- [Records shown]:
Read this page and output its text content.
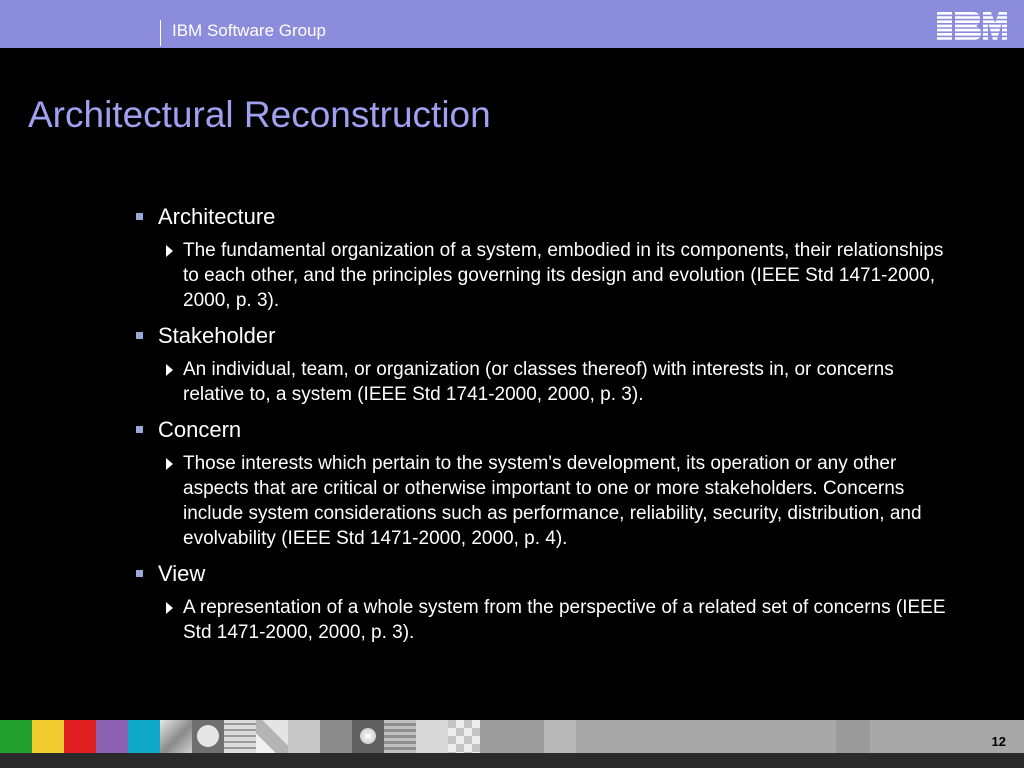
IBM Software Group
Architectural Reconstruction
Architecture
The fundamental organization of a system, embodied in its components, their relationships to each other, and the principles governing its design and evolution (IEEE Std 1471-2000, 2000, p. 3).
Stakeholder
An individual, team, or organization (or classes thereof) with interests in, or concerns relative to, a system (IEEE Std 1741-2000, 2000, p. 3).
Concern
Those interests which pertain to the system's development, its operation or any other aspects that are critical or otherwise important to one or more stakeholders. Concerns include system considerations such as performance, reliability, security, distribution, and evolvability (IEEE Std 1471-2000, 2000, p. 4).
View
A representation of a whole system from the perspective of a related set of concerns (IEEE Std 1471-2000, 2000, p. 3).
12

- [Task details]:
Return every line of the preceding records in which the word "organization" appears.

- [Result of this task]:
The fundamental organization of a system, embodied in its components, their relationships to each other, and the principles governing its design and evolution (IEEE Std 1471-2000, 2000, p. 3).
An individual, team, or organization (or classes thereof) with interests in, or concerns relative to, a system (IEEE Std 1741-2000, 2000, p. 3).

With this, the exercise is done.